##### STORED RECORDS #####
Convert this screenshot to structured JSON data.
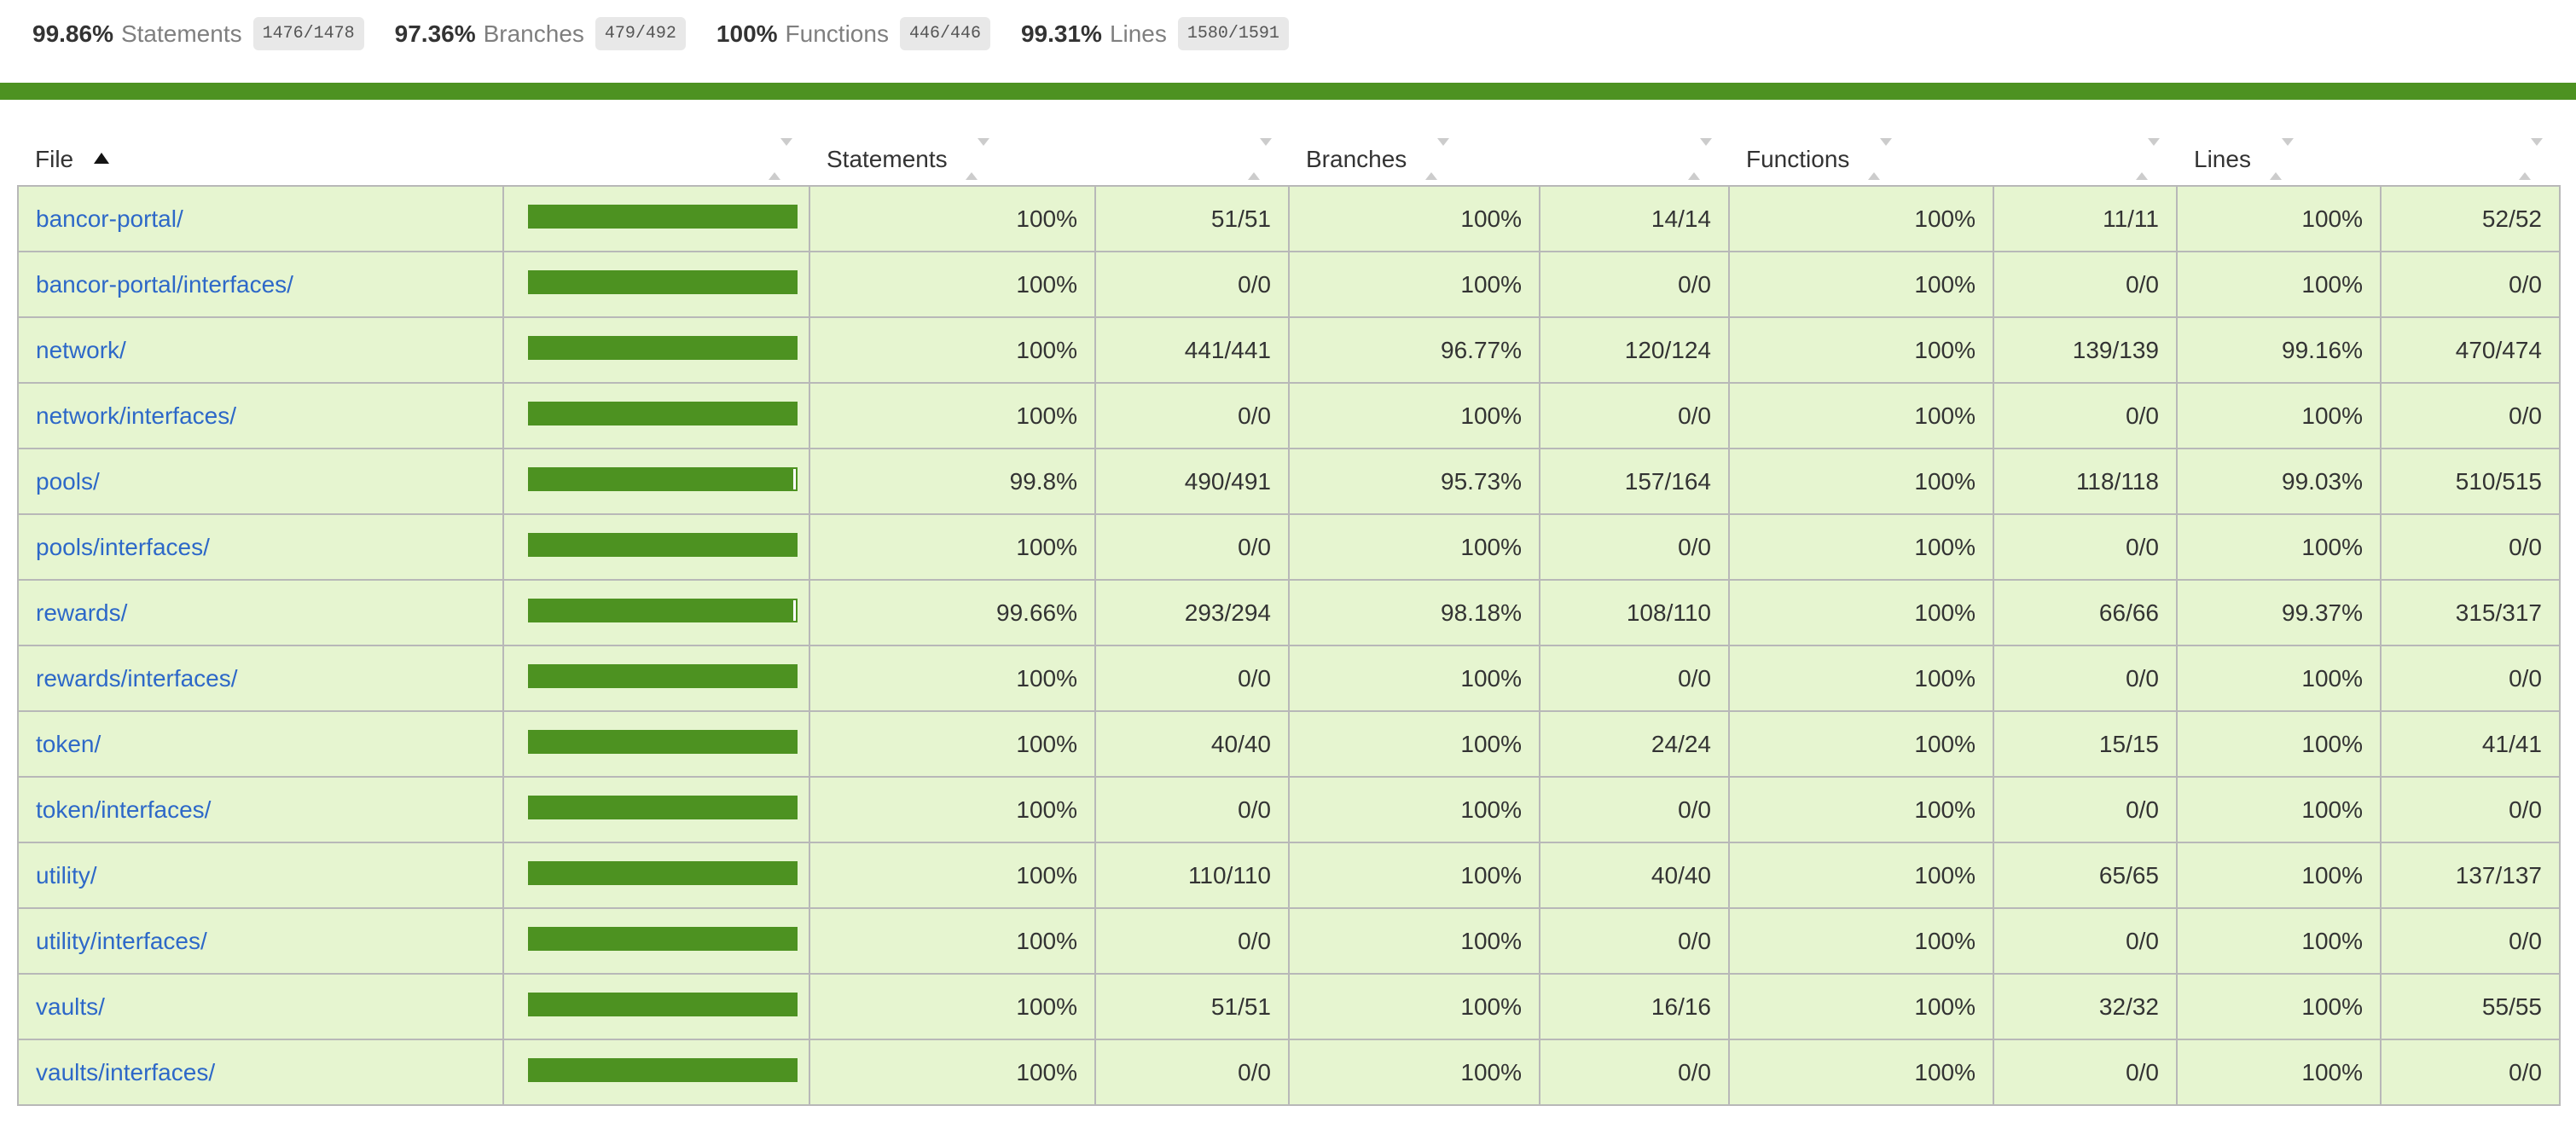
{
  "summary": {
    "metrics": [
      {
        "pct": "99.86%",
        "label": "Statements",
        "fraction": "1476/1478"
      },
      {
        "pct": "97.36%",
        "label": "Branches",
        "fraction": "479/492"
      },
      {
        "pct": "100%",
        "label": "Functions",
        "fraction": "446/446"
      },
      {
        "pct": "99.31%",
        "label": "Lines",
        "fraction": "1580/1591"
      }
    ]
  },
  "status_line": {
    "level": "high"
  },
  "icons": {
    "file_sort": "sorted-asc-triangle-icon",
    "column_sort": "sort-toggle-icon"
  },
  "table": {
    "columns": [
      {
        "key": "file",
        "label": "File",
        "sorted": "asc"
      },
      {
        "key": "pic",
        "label": ""
      },
      {
        "key": "statements",
        "label": "Statements"
      },
      {
        "key": "statements_raw",
        "label": ""
      },
      {
        "key": "branches",
        "label": "Branches"
      },
      {
        "key": "branches_raw",
        "label": ""
      },
      {
        "key": "functions",
        "label": "Functions"
      },
      {
        "key": "functions_raw",
        "label": ""
      },
      {
        "key": "lines",
        "label": "Lines"
      },
      {
        "key": "lines_raw",
        "label": ""
      }
    ],
    "rows": [
      {
        "file": "bancor-portal/",
        "bar_fill_pct": 100,
        "statements_pct": "100%",
        "statements_frac": "51/51",
        "branches_pct": "100%",
        "branches_frac": "14/14",
        "functions_pct": "100%",
        "functions_frac": "11/11",
        "lines_pct": "100%",
        "lines_frac": "52/52"
      },
      {
        "file": "bancor-portal/interfaces/",
        "bar_fill_pct": 100,
        "statements_pct": "100%",
        "statements_frac": "0/0",
        "branches_pct": "100%",
        "branches_frac": "0/0",
        "functions_pct": "100%",
        "functions_frac": "0/0",
        "lines_pct": "100%",
        "lines_frac": "0/0"
      },
      {
        "file": "network/",
        "bar_fill_pct": 100,
        "statements_pct": "100%",
        "statements_frac": "441/441",
        "branches_pct": "96.77%",
        "branches_frac": "120/124",
        "functions_pct": "100%",
        "functions_frac": "139/139",
        "lines_pct": "99.16%",
        "lines_frac": "470/474"
      },
      {
        "file": "network/interfaces/",
        "bar_fill_pct": 100,
        "statements_pct": "100%",
        "statements_frac": "0/0",
        "branches_pct": "100%",
        "branches_frac": "0/0",
        "functions_pct": "100%",
        "functions_frac": "0/0",
        "lines_pct": "100%",
        "lines_frac": "0/0"
      },
      {
        "file": "pools/",
        "bar_fill_pct": 99,
        "statements_pct": "99.8%",
        "statements_frac": "490/491",
        "branches_pct": "95.73%",
        "branches_frac": "157/164",
        "functions_pct": "100%",
        "functions_frac": "118/118",
        "lines_pct": "99.03%",
        "lines_frac": "510/515"
      },
      {
        "file": "pools/interfaces/",
        "bar_fill_pct": 100,
        "statements_pct": "100%",
        "statements_frac": "0/0",
        "branches_pct": "100%",
        "branches_frac": "0/0",
        "functions_pct": "100%",
        "functions_frac": "0/0",
        "lines_pct": "100%",
        "lines_frac": "0/0"
      },
      {
        "file": "rewards/",
        "bar_fill_pct": 99,
        "statements_pct": "99.66%",
        "statements_frac": "293/294",
        "branches_pct": "98.18%",
        "branches_frac": "108/110",
        "functions_pct": "100%",
        "functions_frac": "66/66",
        "lines_pct": "99.37%",
        "lines_frac": "315/317"
      },
      {
        "file": "rewards/interfaces/",
        "bar_fill_pct": 100,
        "statements_pct": "100%",
        "statements_frac": "0/0",
        "branches_pct": "100%",
        "branches_frac": "0/0",
        "functions_pct": "100%",
        "functions_frac": "0/0",
        "lines_pct": "100%",
        "lines_frac": "0/0"
      },
      {
        "file": "token/",
        "bar_fill_pct": 100,
        "statements_pct": "100%",
        "statements_frac": "40/40",
        "branches_pct": "100%",
        "branches_frac": "24/24",
        "functions_pct": "100%",
        "functions_frac": "15/15",
        "lines_pct": "100%",
        "lines_frac": "41/41"
      },
      {
        "file": "token/interfaces/",
        "bar_fill_pct": 100,
        "statements_pct": "100%",
        "statements_frac": "0/0",
        "branches_pct": "100%",
        "branches_frac": "0/0",
        "functions_pct": "100%",
        "functions_frac": "0/0",
        "lines_pct": "100%",
        "lines_frac": "0/0"
      },
      {
        "file": "utility/",
        "bar_fill_pct": 100,
        "statements_pct": "100%",
        "statements_frac": "110/110",
        "branches_pct": "100%",
        "branches_frac": "40/40",
        "functions_pct": "100%",
        "functions_frac": "65/65",
        "lines_pct": "100%",
        "lines_frac": "137/137"
      },
      {
        "file": "utility/interfaces/",
        "bar_fill_pct": 100,
        "statements_pct": "100%",
        "statements_frac": "0/0",
        "branches_pct": "100%",
        "branches_frac": "0/0",
        "functions_pct": "100%",
        "functions_frac": "0/0",
        "lines_pct": "100%",
        "lines_frac": "0/0"
      },
      {
        "file": "vaults/",
        "bar_fill_pct": 100,
        "statements_pct": "100%",
        "statements_frac": "51/51",
        "branches_pct": "100%",
        "branches_frac": "16/16",
        "functions_pct": "100%",
        "functions_frac": "32/32",
        "lines_pct": "100%",
        "lines_frac": "55/55"
      },
      {
        "file": "vaults/interfaces/",
        "bar_fill_pct": 100,
        "statements_pct": "100%",
        "statements_frac": "0/0",
        "branches_pct": "100%",
        "branches_frac": "0/0",
        "functions_pct": "100%",
        "functions_frac": "0/0",
        "lines_pct": "100%",
        "lines_frac": "0/0"
      }
    ]
  },
  "colors": {
    "accent_green": "#4d9221",
    "row_bg": "#e6f5d0",
    "border_grey": "#b8b8b8",
    "link_blue": "#2d68c8",
    "fraction_bg": "#e8e8e8",
    "quiet_text": "#7f7f7f"
  }
}
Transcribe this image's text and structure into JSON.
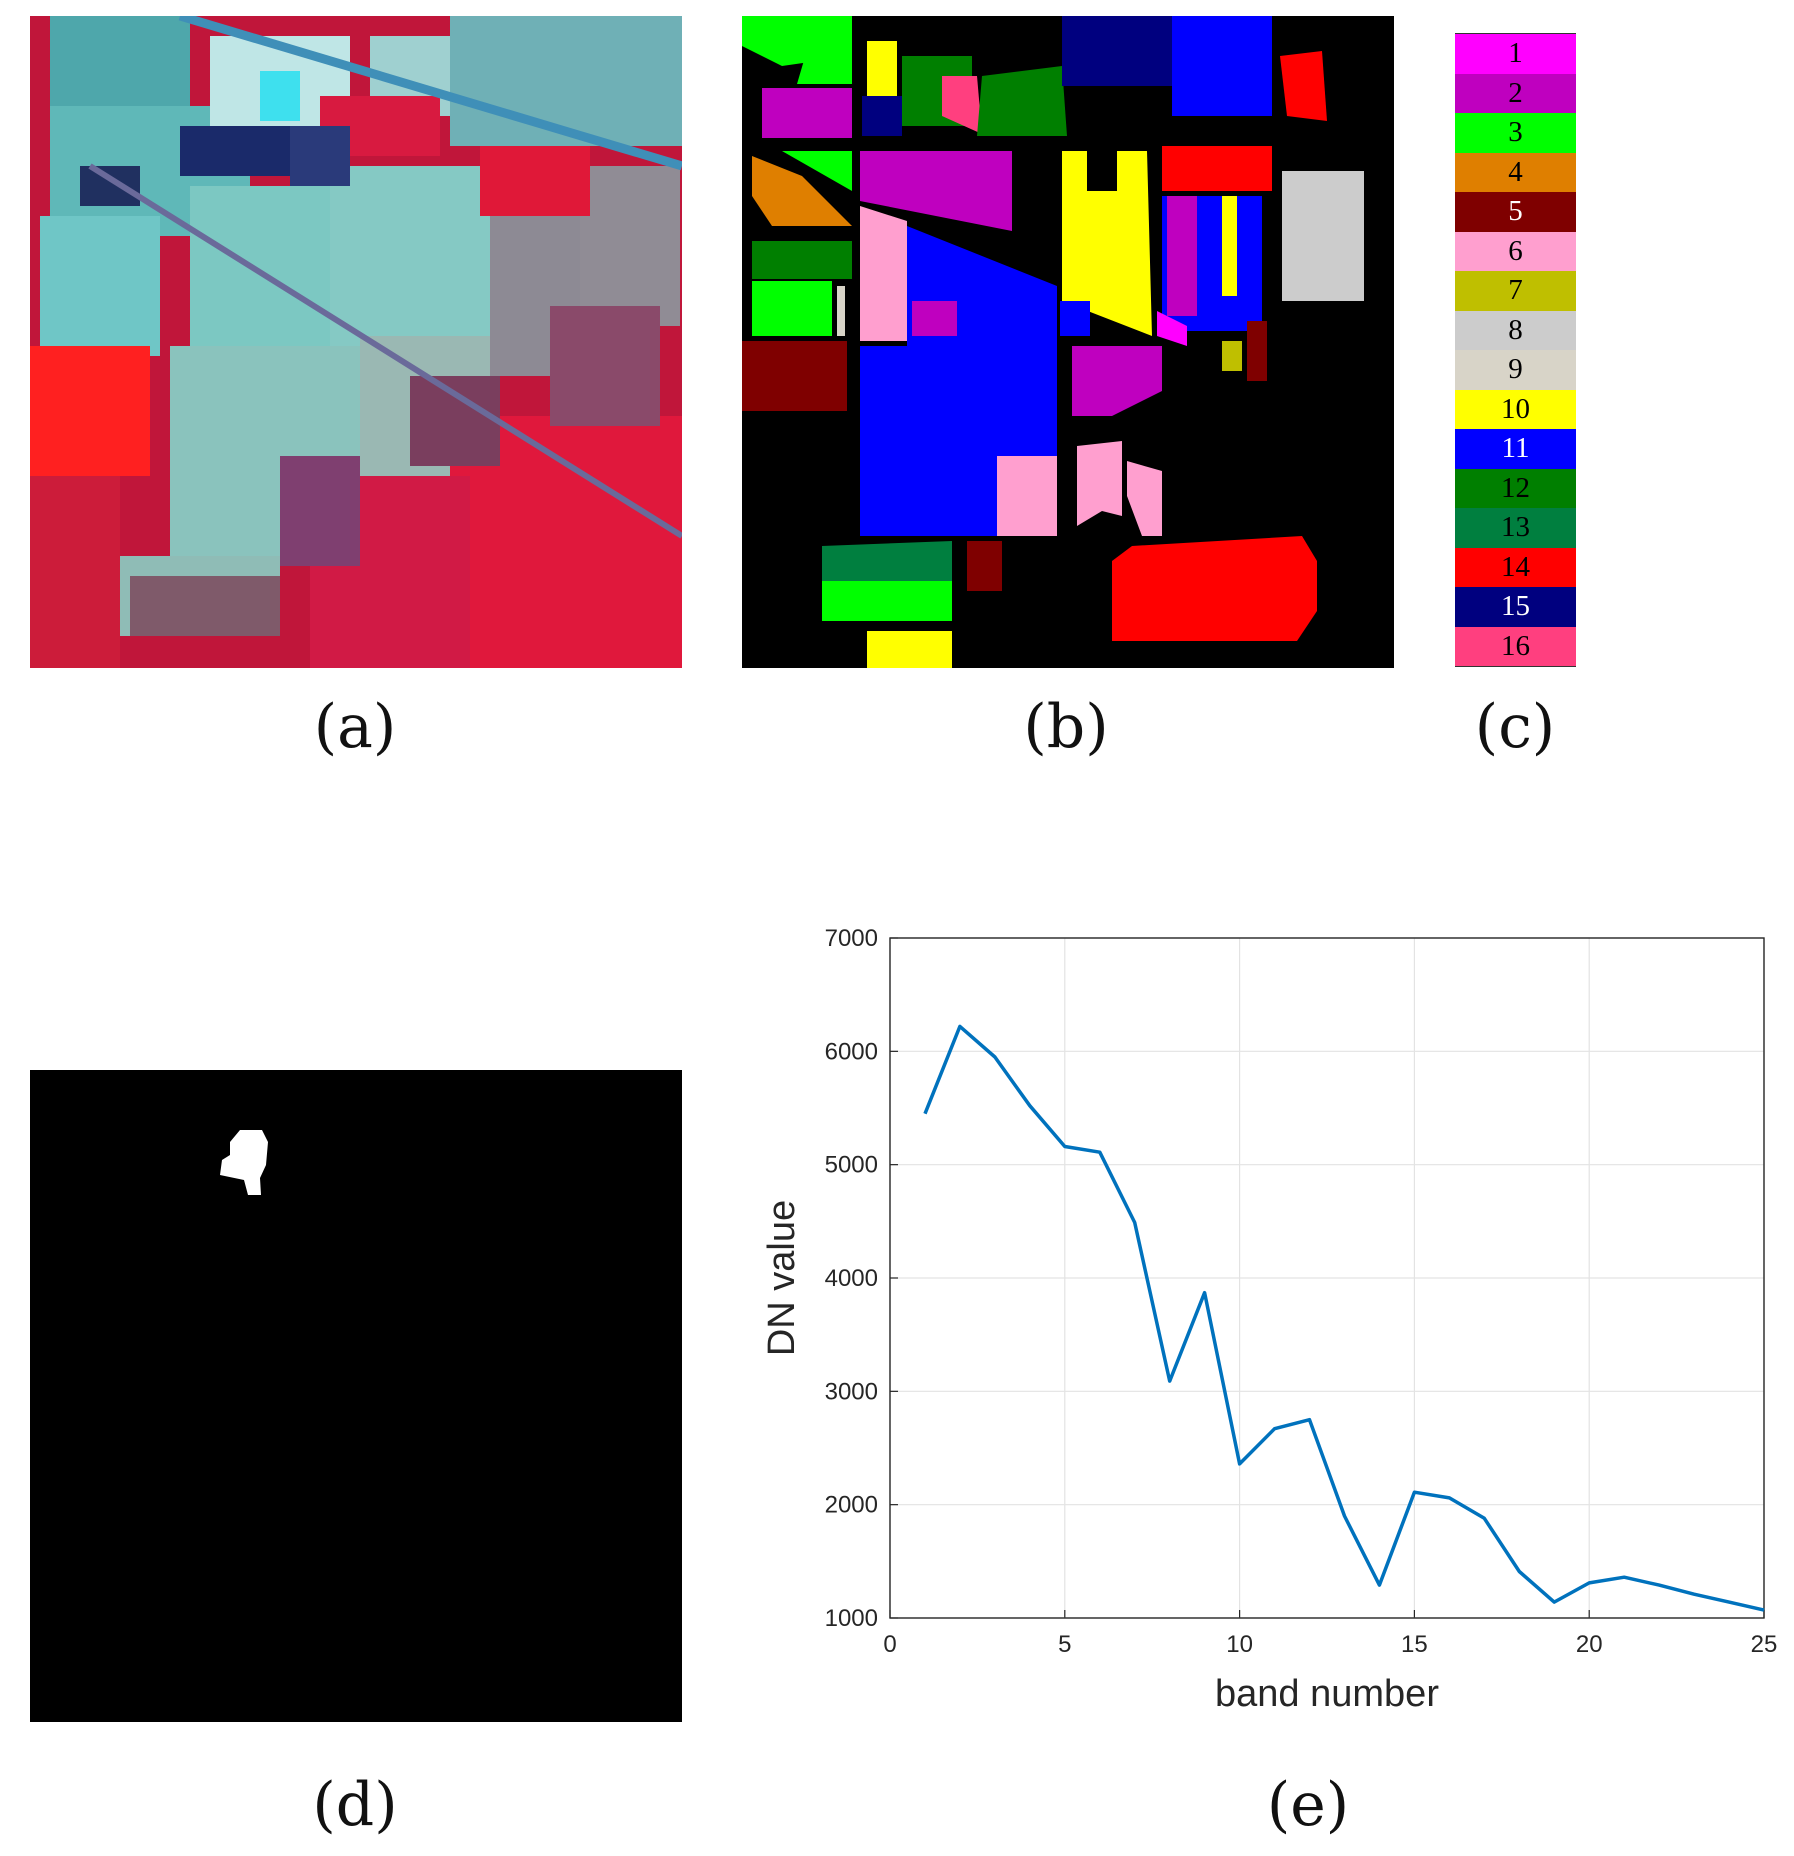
#####
• DIRECTIONS
Extract every line containing the string "sorted" from the data above.

• FULL ANSWER
    "file_sort": "sorted-asc-triangle-icon",
        "sorted": "asc"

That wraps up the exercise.